(Extracted records)
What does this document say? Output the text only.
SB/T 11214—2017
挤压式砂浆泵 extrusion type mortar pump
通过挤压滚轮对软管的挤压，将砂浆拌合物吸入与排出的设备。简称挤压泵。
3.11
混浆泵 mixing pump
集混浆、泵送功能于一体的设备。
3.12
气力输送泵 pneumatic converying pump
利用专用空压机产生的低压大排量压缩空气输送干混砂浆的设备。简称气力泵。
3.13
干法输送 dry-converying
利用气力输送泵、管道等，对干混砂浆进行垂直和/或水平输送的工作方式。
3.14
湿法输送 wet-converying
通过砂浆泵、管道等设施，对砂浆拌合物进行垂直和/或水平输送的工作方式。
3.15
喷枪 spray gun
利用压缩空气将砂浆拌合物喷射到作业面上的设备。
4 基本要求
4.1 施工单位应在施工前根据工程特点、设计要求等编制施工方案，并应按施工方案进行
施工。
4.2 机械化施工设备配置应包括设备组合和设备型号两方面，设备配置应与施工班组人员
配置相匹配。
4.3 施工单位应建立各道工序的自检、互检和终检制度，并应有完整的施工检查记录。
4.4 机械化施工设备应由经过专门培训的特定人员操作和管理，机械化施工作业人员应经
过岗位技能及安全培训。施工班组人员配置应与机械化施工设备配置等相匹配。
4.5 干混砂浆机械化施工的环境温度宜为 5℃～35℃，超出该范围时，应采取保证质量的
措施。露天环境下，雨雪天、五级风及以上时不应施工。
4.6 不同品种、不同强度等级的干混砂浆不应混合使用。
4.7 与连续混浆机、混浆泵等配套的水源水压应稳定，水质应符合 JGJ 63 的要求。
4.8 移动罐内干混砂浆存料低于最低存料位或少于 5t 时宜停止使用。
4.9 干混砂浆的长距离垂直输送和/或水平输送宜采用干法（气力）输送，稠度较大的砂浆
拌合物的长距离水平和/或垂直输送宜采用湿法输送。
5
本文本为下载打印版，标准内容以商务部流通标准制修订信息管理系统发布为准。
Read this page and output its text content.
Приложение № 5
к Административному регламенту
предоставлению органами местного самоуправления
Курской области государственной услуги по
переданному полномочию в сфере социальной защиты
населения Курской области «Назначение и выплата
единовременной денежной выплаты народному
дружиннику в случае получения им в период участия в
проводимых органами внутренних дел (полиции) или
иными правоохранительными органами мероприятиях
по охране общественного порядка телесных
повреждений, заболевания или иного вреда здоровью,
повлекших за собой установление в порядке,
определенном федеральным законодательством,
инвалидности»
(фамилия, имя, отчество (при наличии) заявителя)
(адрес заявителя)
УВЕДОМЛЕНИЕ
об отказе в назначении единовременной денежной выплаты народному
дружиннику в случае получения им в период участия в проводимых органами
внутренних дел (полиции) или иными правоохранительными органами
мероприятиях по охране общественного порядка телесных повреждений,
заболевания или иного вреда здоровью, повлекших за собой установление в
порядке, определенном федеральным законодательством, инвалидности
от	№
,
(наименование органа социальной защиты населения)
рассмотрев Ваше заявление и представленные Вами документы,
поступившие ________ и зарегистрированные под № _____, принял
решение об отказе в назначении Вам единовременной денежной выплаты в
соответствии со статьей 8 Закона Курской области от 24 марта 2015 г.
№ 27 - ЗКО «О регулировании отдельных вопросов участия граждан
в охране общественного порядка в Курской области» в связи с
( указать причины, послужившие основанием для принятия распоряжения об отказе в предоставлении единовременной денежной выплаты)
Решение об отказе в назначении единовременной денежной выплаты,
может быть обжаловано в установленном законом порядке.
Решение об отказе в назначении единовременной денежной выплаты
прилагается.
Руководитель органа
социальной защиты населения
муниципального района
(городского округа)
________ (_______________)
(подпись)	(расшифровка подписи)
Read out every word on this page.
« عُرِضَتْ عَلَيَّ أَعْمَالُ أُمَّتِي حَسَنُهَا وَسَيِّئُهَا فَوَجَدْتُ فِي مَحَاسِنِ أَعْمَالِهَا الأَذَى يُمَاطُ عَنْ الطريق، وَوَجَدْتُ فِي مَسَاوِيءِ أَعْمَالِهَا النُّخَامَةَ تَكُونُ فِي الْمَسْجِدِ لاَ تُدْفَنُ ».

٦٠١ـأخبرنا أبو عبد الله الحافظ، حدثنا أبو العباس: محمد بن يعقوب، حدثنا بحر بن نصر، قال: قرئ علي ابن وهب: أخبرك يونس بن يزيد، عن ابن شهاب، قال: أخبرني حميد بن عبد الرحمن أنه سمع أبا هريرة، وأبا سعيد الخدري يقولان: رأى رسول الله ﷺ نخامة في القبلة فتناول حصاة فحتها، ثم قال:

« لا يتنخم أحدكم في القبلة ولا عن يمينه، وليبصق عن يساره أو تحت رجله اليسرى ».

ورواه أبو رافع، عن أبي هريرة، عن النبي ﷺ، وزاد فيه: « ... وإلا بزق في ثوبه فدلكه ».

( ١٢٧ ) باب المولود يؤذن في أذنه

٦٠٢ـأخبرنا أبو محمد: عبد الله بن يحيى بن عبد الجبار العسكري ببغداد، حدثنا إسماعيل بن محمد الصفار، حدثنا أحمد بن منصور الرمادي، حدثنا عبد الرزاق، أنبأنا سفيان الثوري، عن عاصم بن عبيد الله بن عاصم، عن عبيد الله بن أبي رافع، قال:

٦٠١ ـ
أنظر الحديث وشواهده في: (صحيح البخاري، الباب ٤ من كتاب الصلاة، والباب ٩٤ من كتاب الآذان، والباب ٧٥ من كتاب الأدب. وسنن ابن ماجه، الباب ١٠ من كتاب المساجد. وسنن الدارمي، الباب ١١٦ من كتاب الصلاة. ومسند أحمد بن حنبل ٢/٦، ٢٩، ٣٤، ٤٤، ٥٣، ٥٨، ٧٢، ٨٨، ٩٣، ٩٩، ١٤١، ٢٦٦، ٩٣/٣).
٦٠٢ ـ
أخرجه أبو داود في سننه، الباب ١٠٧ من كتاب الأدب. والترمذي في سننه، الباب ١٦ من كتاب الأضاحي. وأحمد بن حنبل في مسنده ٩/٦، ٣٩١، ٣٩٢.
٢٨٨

■ GIVEN TASK: Every entry above should be retyped exactly as shown.

■ SOLUTION FOR THIS TASK:
What does this document say? Output the text only.
SB/T 11214—2017
挤压式砂浆泵 extrusion type mortar pump
通过挤压滚轮对软管的挤压，将砂浆拌合物吸入与排出的设备。简称挤压泵。
3.11
混浆泵 mixing pump
集混浆、泵送功能于一体的设备。
3.12
气力输送泵 pneumatic converying pump
利用专用空压机产生的低压大排量压缩空气输送干混砂浆的设备。简称气力泵。
3.13
干法输送 dry-converying
利用气力输送泵、管道等，对干混砂浆进行垂直和/或水平输送的工作方式。
3.14
湿法输送 wet-converying
通过砂浆泵、管道等设施，对砂浆拌合物进行垂直和/或水平输送的工作方式。
3.15
喷枪 spray gun
利用压缩空气将砂浆拌合物喷射到作业面上的设备。
4 基本要求
4.1 施工单位应在施工前根据工程特点、设计要求等编制施工方案，并应按施工方案进行
施工。
4.2 机械化施工设备配置应包括设备组合和设备型号两方面，设备配置应与施工班组人员
配置相匹配。
4.3 施工单位应建立各道工序的自检、互检和终检制度，并应有完整的施工检查记录。
4.4 机械化施工设备应由经过专门培训的特定人员操作和管理，机械化施工作业人员应经
过岗位技能及安全培训。施工班组人员配置应与机械化施工设备配置等相匹配。
4.5 干混砂浆机械化施工的环境温度宜为 5℃～35℃，超出该范围时，应采取保证质量的
措施。露天环境下，雨雪天、五级风及以上时不应施工。
4.6 不同品种、不同强度等级的干混砂浆不应混合使用。
4.7 与连续混浆机、混浆泵等配套的水源水压应稳定，水质应符合 JGJ 63 的要求。
4.8 移动罐内干混砂浆存料低于最低存料位或少于 5t 时宜停止使用。
4.9 干混砂浆的长距离垂直输送和/或水平输送宜采用干法（气力）输送，稠度较大的砂浆
拌合物的长距离水平和/或垂直输送宜采用湿法输送。
5
本文本为下载打印版，标准内容以商务部流通标准制修订信息管理系统发布为准。
Read this page and output its text content.
Приложение № 5
к Административному регламенту
предоставлению органами местного самоуправления
Курской области государственной услуги по
переданному полномочию в сфере социальной защиты
населения Курской области «Назначение и выплата
единовременной денежной выплаты народному
дружиннику в случае получения им в период участия в
проводимых органами внутренних дел (полиции) или
иными правоохранительными органами мероприятиях
по охране общественного порядка телесных
повреждений, заболевания или иного вреда здоровью,
повлекших за собой установление в порядке,
определенном федеральным законодательством,
инвалидности»
(фамилия, имя, отчество (при наличии) заявителя)
(адрес заявителя)
УВЕДОМЛЕНИЕ
об отказе в назначении единовременной денежной выплаты народному
дружиннику в случае получения им в период участия в проводимых органами
внутренних дел (полиции) или иными правоохранительными органами
мероприятиях по охране общественного порядка телесных повреждений,
заболевания или иного вреда здоровью, повлекших за собой установление в
порядке, определенном федеральным законодательством, инвалидности
от	№
,
(наименование органа социальной защиты населения)
рассмотрев Ваше заявление и представленные Вами документы,
поступившие ________ и зарегистрированные под № _____, принял
решение об отказе в назначении Вам единовременной денежной выплаты в
соответствии со статьей 8 Закона Курской области от 24 марта 2015 г.
№ 27 - ЗКО «О регулировании отдельных вопросов участия граждан
в охране общественного порядка в Курской области» в связи с
( указать причины, послужившие основанием для принятия распоряжения об отказе в предоставлении единовременной денежной выплаты)
Решение об отказе в назначении единовременной денежной выплаты,
может быть обжаловано в установленном законом порядке.
Решение об отказе в назначении единовременной денежной выплаты
прилагается.
Руководитель органа
социальной защиты населения
муниципального района
(городского округа)
________ (_______________)
(подпись)	(расшифровка подписи)
Read out every word on this page.
« عُرِضَتْ عَلَيَّ أَعْمَالُ أُمَّتِي حَسَنُهَا وَسَيِّئُهَا فَوَجَدْتُ فِي مَحَاسِنِ أَعْمَالِهَا الأَذَى يُمَاطُ عَنْ الطريق، وَوَجَدْتُ فِي مَسَاوِيءِ أَعْمَالِهَا النُّخَامَةَ تَكُونُ فِي الْمَسْجِدِ لاَ تُدْفَنُ ».

٦٠١ـأخبرنا أبو عبد الله الحافظ، حدثنا أبو العباس: محمد بن يعقوب، حدثنا بحر بن نصر، قال: قرئ علي ابن وهب: أخبرك يونس بن يزيد، عن ابن شهاب، قال: أخبرني حميد بن عبد الرحمن أنه سمع أبا هريرة، وأبا سعيد الخدري يقولان: رأى رسول الله ﷺ نخامة في القبلة فتناول حصاة فحتها، ثم قال:

« لا يتنخم أحدكم في القبلة ولا عن يمينه، وليبصق عن يساره أو تحت رجله اليسرى ».

ورواه أبو رافع، عن أبي هريرة، عن النبي ﷺ، وزاد فيه: « ... وإلا بزق في ثوبه فدلكه ».

( ١٢٧ ) باب المولود يؤذن في أذنه

٦٠٢ـأخبرنا أبو محمد: عبد الله بن يحيى بن عبد الجبار العسكري ببغداد، حدثنا إسماعيل بن محمد الصفار، حدثنا أحمد بن منصور الرمادي، حدثنا عبد الرزاق، أنبأنا سفيان الثوري، عن عاصم بن عبيد الله بن عاصم، عن عبيد الله بن أبي رافع، قال:

٦٠١ ـ
أنظر الحديث وشواهده في: (صحيح البخاري، الباب ٤ من كتاب الصلاة، والباب ٩٤ من كتاب الآذان، والباب ٧٥ من كتاب الأدب. وسنن ابن ماجه، الباب ١٠ من كتاب المساجد. وسنن الدارمي، الباب ١١٦ من كتاب الصلاة. ومسند أحمد بن حنبل ٢/٦، ٢٩، ٣٤، ٤٤، ٥٣، ٥٨، ٧٢، ٨٨، ٩٣، ٩٩، ١٤١، ٢٦٦، ٩٣/٣).
٦٠٢ ـ
أخرجه أبو داود في سننه، الباب ١٠٧ من كتاب الأدب. والترمذي في سننه، الباب ١٦ من كتاب الأضاحي. وأحمد بن حنبل في مسنده ٩/٦، ٣٩١، ٣٩٢.
٢٨٨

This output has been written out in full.